▸ **Problem description**
All entries below need to be written out exactly, but without their pictures.

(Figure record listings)
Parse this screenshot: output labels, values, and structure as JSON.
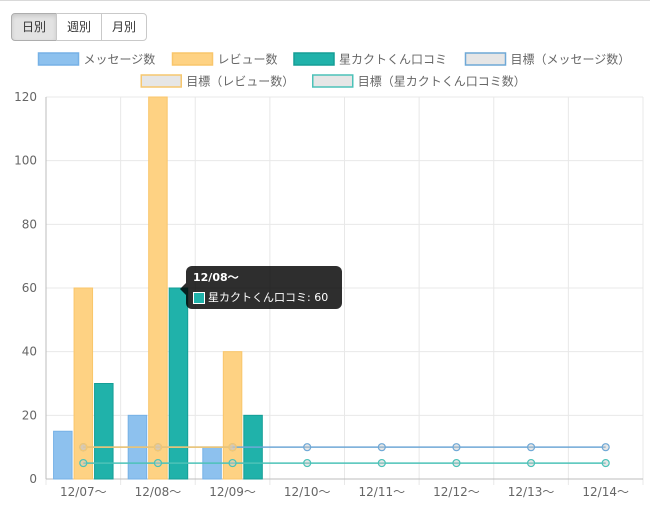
{
  "period_buttons": [
    {
      "label": "日別",
      "active": true
    },
    {
      "label": "週別",
      "active": false
    },
    {
      "label": "月別",
      "active": false
    }
  ],
  "tooltip": {
    "title": "12/08〜",
    "line": "星カクトくん口コミ: 60",
    "swatch_color": "#20b2aa"
  },
  "chart_data": {
    "type": "bar",
    "categories": [
      "12/07〜",
      "12/08〜",
      "12/09〜",
      "12/10〜",
      "12/11〜",
      "12/12〜",
      "12/13〜",
      "12/14〜"
    ],
    "ylim": [
      0,
      120
    ],
    "yticks": [
      0,
      20,
      40,
      60,
      80,
      100,
      120
    ],
    "grid": true,
    "legend_position": "top",
    "series": [
      {
        "name": "メッセージ数",
        "kind": "bar",
        "values": [
          15,
          20,
          10,
          0,
          0,
          0,
          0,
          0
        ],
        "fill": "#8dc1ee",
        "stroke": "#76b1e6"
      },
      {
        "name": "レビュー数",
        "kind": "bar",
        "values": [
          60,
          120,
          40,
          0,
          0,
          0,
          0,
          0
        ],
        "fill": "#fed283",
        "stroke": "#f9c66b"
      },
      {
        "name": "星カクトくん口コミ",
        "kind": "bar",
        "values": [
          30,
          60,
          20,
          0,
          0,
          0,
          0,
          0
        ],
        "fill": "#20b2aa",
        "stroke": "#159e96"
      },
      {
        "name": "目標（メッセージ数）",
        "kind": "line",
        "values": [
          10,
          10,
          10,
          10,
          10,
          10,
          10,
          10
        ],
        "fill": "#e6e6e6",
        "stroke": "#6fa8d6"
      },
      {
        "name": "目標（レビュー数）",
        "kind": "line",
        "values": [
          10,
          10,
          10,
          null,
          null,
          null,
          null,
          null
        ],
        "fill": "#e6e6e6",
        "stroke": "#f6c76f"
      },
      {
        "name": "目標（星カクトくん口コミ数）",
        "kind": "line",
        "values": [
          5,
          5,
          5,
          5,
          5,
          5,
          5,
          5
        ],
        "fill": "#e6e6e6",
        "stroke": "#4cc2b8"
      }
    ]
  }
}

▸ **The answer**
Parse this screenshot: output labels, values, and structure as JSON.
{
  "period_buttons": [
    {
      "label": "日別",
      "active": true
    },
    {
      "label": "週別",
      "active": false
    },
    {
      "label": "月別",
      "active": false
    }
  ],
  "tooltip": {
    "title": "12/08〜",
    "line": "星カクトくん口コミ: 60",
    "swatch_color": "#20b2aa"
  },
  "chart_data": {
    "type": "bar",
    "categories": [
      "12/07〜",
      "12/08〜",
      "12/09〜",
      "12/10〜",
      "12/11〜",
      "12/12〜",
      "12/13〜",
      "12/14〜"
    ],
    "ylim": [
      0,
      120
    ],
    "yticks": [
      0,
      20,
      40,
      60,
      80,
      100,
      120
    ],
    "grid": true,
    "legend_position": "top",
    "series": [
      {
        "name": "メッセージ数",
        "kind": "bar",
        "values": [
          15,
          20,
          10,
          0,
          0,
          0,
          0,
          0
        ],
        "fill": "#8dc1ee",
        "stroke": "#76b1e6"
      },
      {
        "name": "レビュー数",
        "kind": "bar",
        "values": [
          60,
          120,
          40,
          0,
          0,
          0,
          0,
          0
        ],
        "fill": "#fed283",
        "stroke": "#f9c66b"
      },
      {
        "name": "星カクトくん口コミ",
        "kind": "bar",
        "values": [
          30,
          60,
          20,
          0,
          0,
          0,
          0,
          0
        ],
        "fill": "#20b2aa",
        "stroke": "#159e96"
      },
      {
        "name": "目標（メッセージ数）",
        "kind": "line",
        "values": [
          10,
          10,
          10,
          10,
          10,
          10,
          10,
          10
        ],
        "fill": "#e6e6e6",
        "stroke": "#6fa8d6"
      },
      {
        "name": "目標（レビュー数）",
        "kind": "line",
        "values": [
          10,
          10,
          10,
          null,
          null,
          null,
          null,
          null
        ],
        "fill": "#e6e6e6",
        "stroke": "#f6c76f"
      },
      {
        "name": "目標（星カクトくん口コミ数）",
        "kind": "line",
        "values": [
          5,
          5,
          5,
          5,
          5,
          5,
          5,
          5
        ],
        "fill": "#e6e6e6",
        "stroke": "#4cc2b8"
      }
    ]
  }
}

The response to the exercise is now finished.